- **Directive**
Tally the lines that include "C₅H₅N". Output the number only.

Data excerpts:
******************************

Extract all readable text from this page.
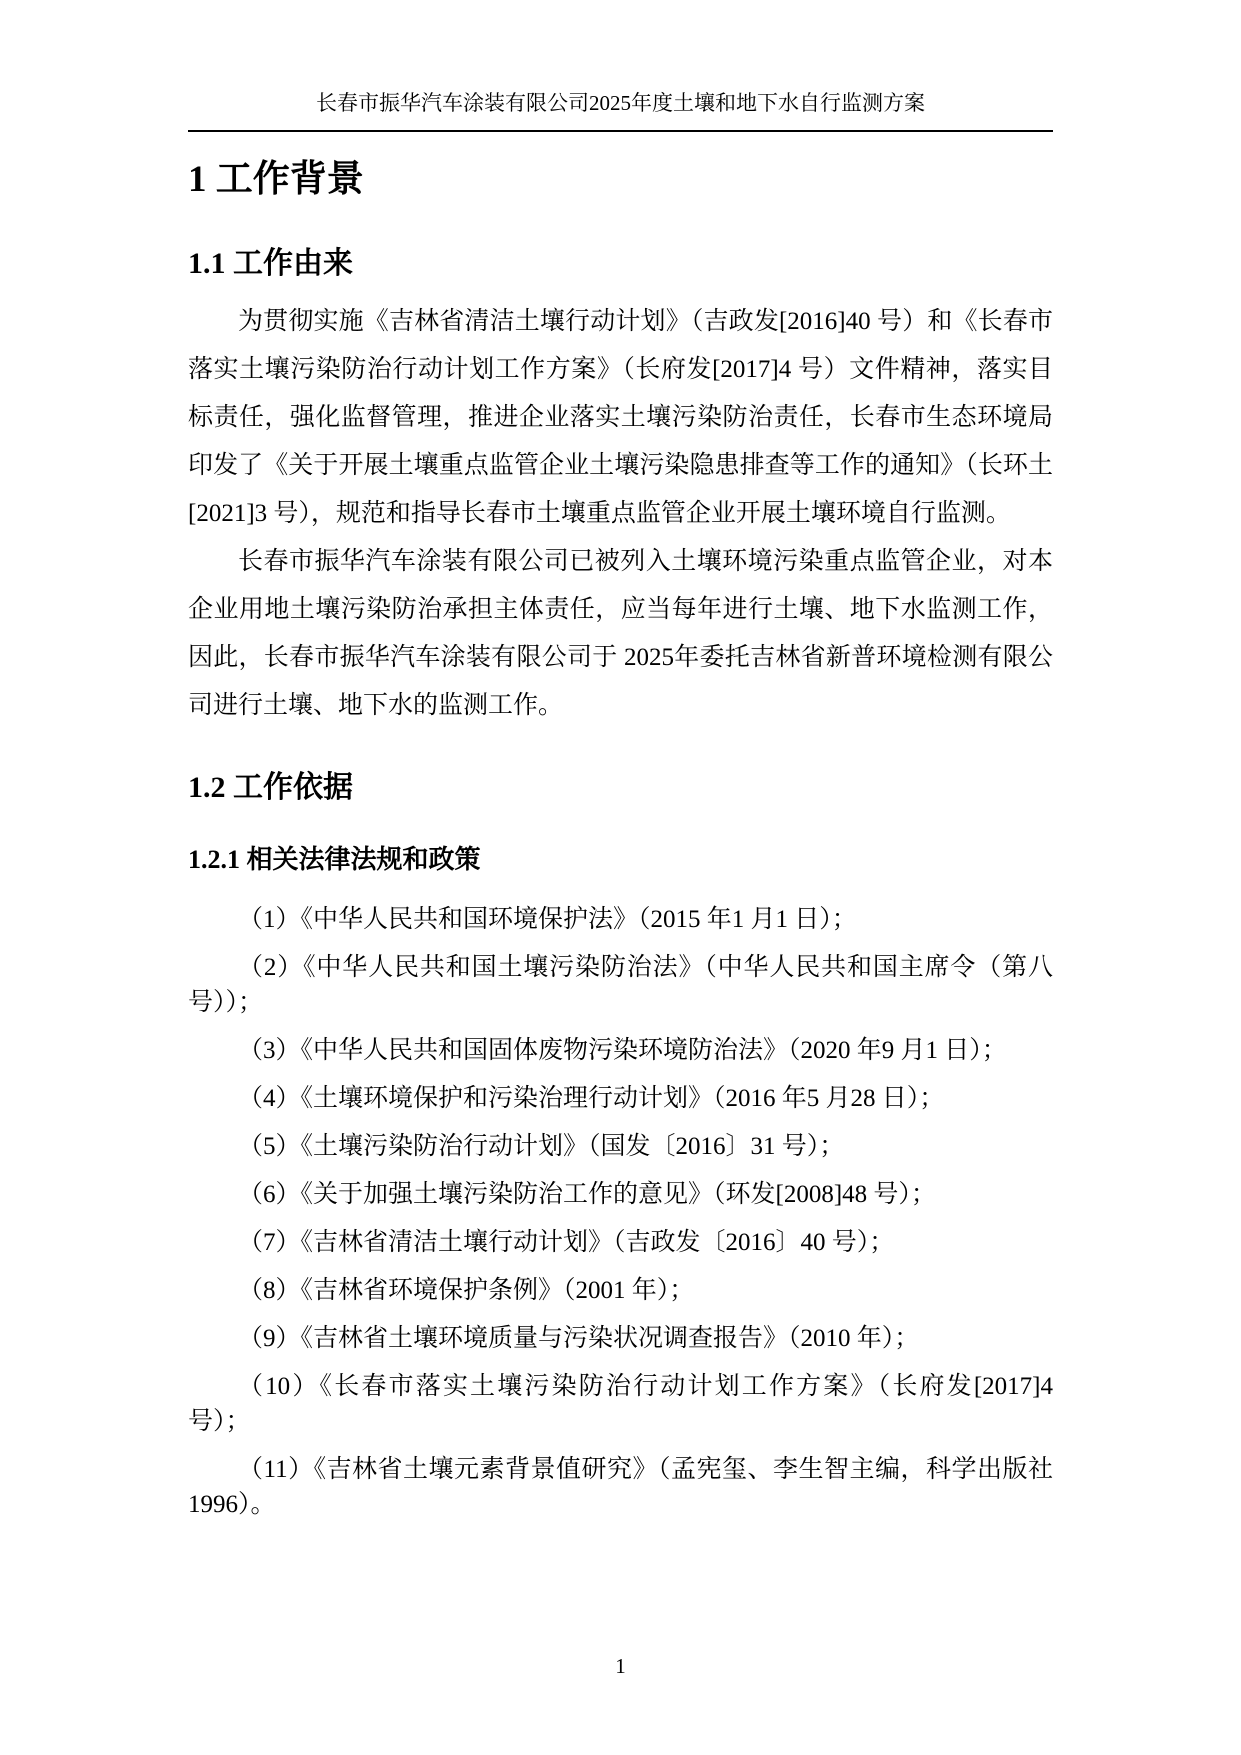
长春市振华汽车涂装有限公司2025年度土壤和地下水自行监测方案
1 工作背景
1.1 工作由来

为贯彻实施《吉林省清洁土壤行动计划》（吉政发[2016]40 号）和《长春市落实土壤污染防治行动计划工作方案》（长府发[2017]4 号）文件精神，落实目标责任，强化监督管理，推进企业落实土壤污染防治责任，长春市生态环境局印发了《关于开展土壤重点监管企业土壤污染隐患排查等工作的通知》（长环土[2021]3 号），规范和指导长春市土壤重点监管企业开展土壤环境自行监测。

长春市振华汽车涂装有限公司已被列入土壤环境污染重点监管企业，对本企业用地土壤污染防治承担主体责任，应当每年进行土壤、地下水监测工作，因此，长春市振华汽车涂装有限公司于 2025年委托吉林省新普环境检测有限公司进行土壤、地下水的监测工作。

1.2 工作依据
1.2.1 相关法律法规和政策

（1）《中华人民共和国环境保护法》（2015 年1 月1 日）；

（2）《中华人民共和国土壤污染防治法》（中华人民共和国主席令（第八号））；

（3）《中华人民共和国固体废物污染环境防治法》（2020 年9 月1 日）；

（4）《土壤环境保护和污染治理行动计划》（2016 年5 月28 日）；

（5）《土壤污染防治行动计划》（国发〔2016〕31 号）；

（6）《关于加强土壤污染防治工作的意见》（环发[2008]48 号）；

（7）《吉林省清洁土壤行动计划》（吉政发〔2016〕40 号）；

（8）《吉林省环境保护条例》（2001 年）；

（9）《吉林省土壤环境质量与污染状况调查报告》（2010 年）；

（10）《长春市落实土壤污染防治行动计划工作方案》（长府发[2017]4 号）；

（11）《吉林省土壤元素背景值研究》（孟宪玺、李生智主编，科学出版社 1996）。

1
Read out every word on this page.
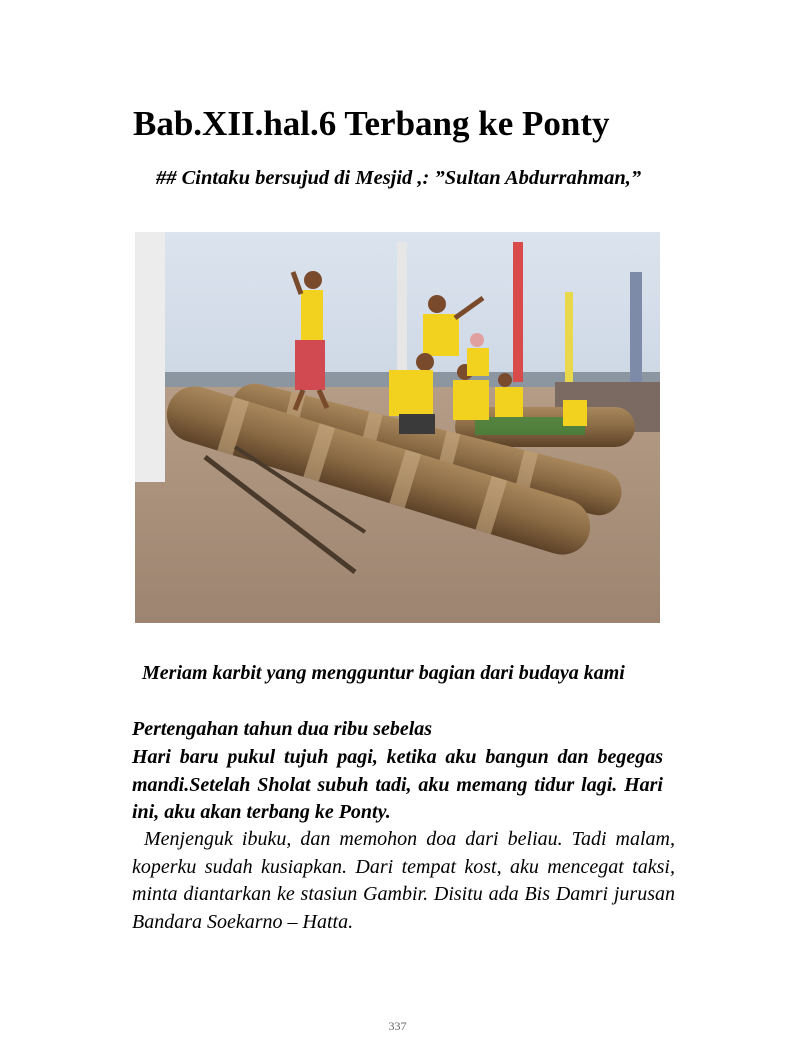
Bab.XII.hal.6 Terbang ke Ponty

## Cintaku bersujud di Mesjid ,: ”Sultan Abdurrahman,”

Meriam karbit yang mengguntur bagian dari budaya kami

Pertengahan tahun dua ribu sebelas

Hari baru pukul tujuh pagi, ketika aku bangun dan begegas mandi.Setelah Sholat subuh tadi, aku memang tidur lagi. Hari ini, aku akan terbang ke Ponty.

Menjenguk ibuku, dan memohon doa dari beliau. Tadi malam, koperku sudah kusiapkan. Dari tempat kost, aku mencegat taksi, minta diantarkan ke stasiun Gambir. Disitu ada Bis Damri jurusan Bandara Soekarno – Hatta.

337
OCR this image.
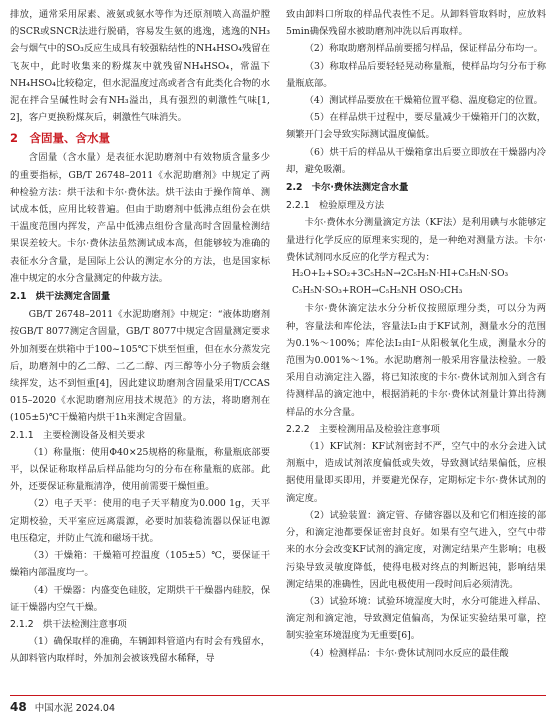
排放，通常采用尿素、液氨或氨水等作为还原剂喷入高温炉膛的SCR或SNCR法进行脱硝，容易发生氨的逃逸，逃逸的NH₃会与烟气中的SO₃反应生成具有较强粘结性的NH₄HSO₄残留在飞灰中，此时收集来的粉煤灰中就残留NH₄HSO₄，常温下NH₄HSO₄比较稳定，但水泥温度过高或者含有此类化合物的水泥在拌合呈碱性时会有NH₃溢出，具有强烈的刺激性气味[1, 2]，客户更换粉煤灰后，刺激性气味消失。

2　含固量、含水量

含固量（含水量）是表征水泥助磨剂中有效物质含量多少的重要指标，GB/T 26748–2011《水泥助磨剂》中规定了两种检验方法：烘干法和卡尔·费休法。烘干法由于操作简单、测试成本低，应用比较普遍。但由于助磨剂中低沸点组份会在烘干温度范围内挥发，产品中低沸点组份含量高时含固量检测结果误差较大。卡尔·费休法虽然测试成本高，但能够较为准确的表征水分含量，是国际上公认的测定水分的方法，也是国家标准中规定的水分含量测定的仲裁方法。

2.1　烘干法测定含固量

GB/T 26748–2011《水泥助磨剂》中规定：“液体助磨剂按GB/T 8077测定含固量，GB/T 8077中规定含固量测定要求外加剂要在烘箱中于100~105℃下烘至恒重，但在水分蒸发完后，助磨剂中的乙二醇、二乙二醇、丙三醇等小分子物质会继续挥发，达不到恒重[4]，因此建议助磨剂含固量采用T/CCAS 015–2020《水泥助磨剂应用技术规范》的方法，将助磨剂在(105±5)℃干燥箱内烘干1h来测定含固量。

2.1.1　主要检测设备及相关要求

（1）称量瓶：使用Φ40×25规格的称量瓶，称量瓶底部要平，以保证称取样品后样品能均匀的分布在称量瓶的底部。此外，还要保证称量瓶清净，使用前需要干燥恒重。

（2）电子天平：使用的电子天平精度为0.000 1g，天平定期校验，天平室应远离震源，必要时加装稳流器以保证电源电压稳定，并防止气流和磁场干扰。

（3）干燥箱：干燥箱可控温度（105±5）℃，要保证干燥箱内部温度均一。

（4）干燥器：内盛变色硅胶，定期烘干干燥器内硅胶，保证干燥器内空气干燥。

2.1.2　烘干法检测注意事项

（1）确保取样的准确，车辆卸料管道内有时会有残留水，从卸料管内取样时，外加剂会被该残留水稀释，导

致由卸料口所取的样品代表性不足。从卸料管取料时，应放料5min确保残留水被助磨剂冲洗以后再取样。

（2）称取助磨剂样品前要摇匀样品，保证样品分布均一。

（3）称取样品后要轻轻晃动称量瓶，使样品均匀分布于称量瓶底部。

（4）测试样品要放在干燥箱位置平稳、温度稳定的位置。

（5）在样品烘干过程中，要尽量减少干燥箱开门的次数，频繁开门会导致实际测试温度偏低。

（6）烘干后的样品从干燥箱拿出后要立即放在干燥器内冷却，避免吸潮。

2.2　卡尔·费休法测定含水量
2.2.1　检验原理及方法

卡尔·费休水分测量滴定方法（KF法）是利用碘与水能够定量进行化学反应的原理来实现的，是一种绝对测量方法。卡尔·费休试剂同水反应的化学方程式为：

H₂O+I₂+SO₂+3C₅H₅N→2C₅H₅N·HI+C₅H₅N·SO₃

C₅H₅N·SO₃+ROH→C₅H₅NH OSO₂CH₃

卡尔·费休滴定法水分分析仪按照原理分类，可以分为两种，容量法和库伦法，容量法I₂由于KF试剂，测量水分的范围为0.1%～100%；库伦法I₂由I⁻从阳极氧化生成，测量水分的范围为0.001%～1%。水泥助磨剂一般采用容量法检验。一般采用自动滴定注入器，将已知浓度的卡尔·费休试剂加入到含有待测样品的滴定池中，根据消耗的卡尔·费休试剂量计算出待测样品的水分含量。

2.2.2　主要检测用品及检验注意事项

（1）KF试剂：KF试剂密封不严，空气中的水分会进入试剂瓶中，造成试剂浓度偏低或失效，导致测试结果偏低，应根据使用量即买即用，并要避光保存，定期标定卡尔·费休试剂的滴定度。

（2）试验装置：滴定管、存储容器以及和它们相连接的部分，和滴定池都要保证密封良好。如果有空气进入，空气中带来的水分会改变KF试剂的滴定度，对测定结果产生影响；电极污染导致灵敏度降低，使得电极对终点的判断迟钝，影响结果测定结果的准确性，因此电极使用一段时间后必须清洗。

（3）试验环境：试验环境湿度大时，水分可能进入样品、滴定剂和滴定池，导致测定值偏高，为保证实验结果可靠，控制实验室环境湿度为无重要[6]。

（4）检测样品：卡尔·费休试剂同水反应的最佳酸

48 中国水泥 2024.04
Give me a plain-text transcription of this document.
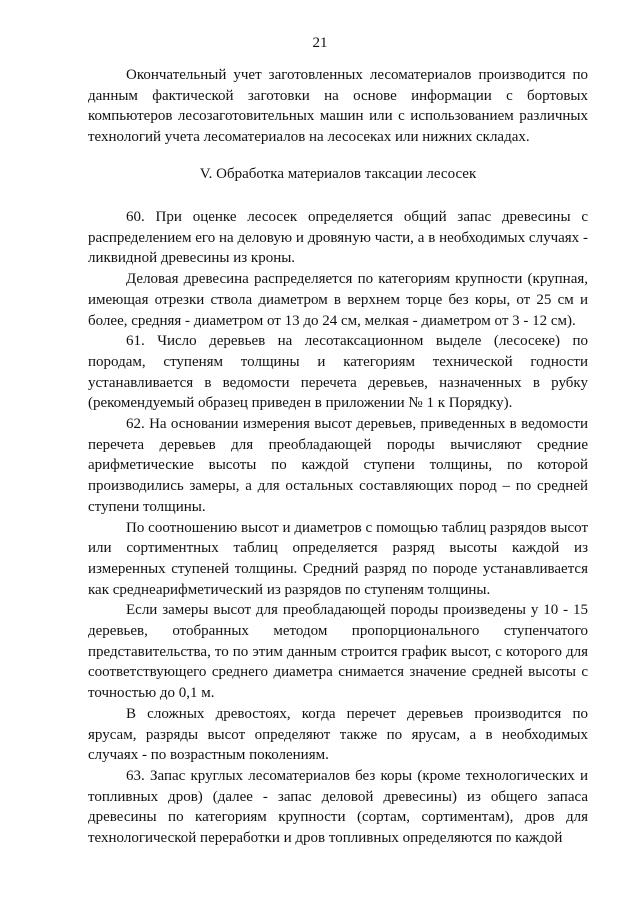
21

Окончательный учет заготовленных лесоматериалов производится по данным фактической заготовки на основе информации с бортовых компьютеров лесозаготовительных машин или с использованием различных технологий учета лесоматериалов на лесосеках или нижних складах.

V. Обработка материалов таксации лесосек

60. При оценке лесосек определяется общий запас древесины с распределением его на деловую и дровяную части, а в необходимых случаях - ликвидной древесины из кроны.

Деловая древесина распределяется по категориям крупности (крупная, имеющая отрезки ствола диаметром в верхнем торце без коры, от 25 см и более, средняя - диаметром от 13 до 24 см, мелкая - диаметром от 3 - 12 см).

61. Число деревьев на лесотаксационном выделе (лесосеке) по породам, ступеням толщины и категориям технической годности устанавливается в ведомости перечета деревьев, назначенных в рубку (рекомендуемый образец приведен в приложении № 1 к Порядку).

62. На основании измерения высот деревьев, приведенных в ведомости перечета деревьев для преобладающей породы вычисляют средние арифметические высоты по каждой ступени толщины, по которой производились замеры, а для остальных составляющих пород – по средней ступени толщины.

По соотношению высот и диаметров с помощью таблиц разрядов высот или сортиментных таблиц определяется разряд высоты каждой из измеренных ступеней толщины. Средний разряд по породе устанавливается как среднеарифметический из разрядов по ступеням толщины.

Если замеры высот для преобладающей породы произведены у 10 - 15 деревьев, отобранных методом пропорционального ступенчатого представительства, то по этим данным строится график высот, с которого для соответствующего среднего диаметра снимается значение средней высоты с точностью до 0,1 м.

В сложных древостоях, когда перечет деревьев производится по ярусам, разряды высот определяют также по ярусам, а в необходимых случаях - по возрастным поколениям.

63. Запас круглых лесоматериалов без коры (кроме технологических и топливных дров) (далее - запас деловой древесины) из общего запаса древесины по категориям крупности (сортам, сортиментам), дров для технологической переработки и дров топливных определяются по каждой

******************************

- **Solution to this task**
2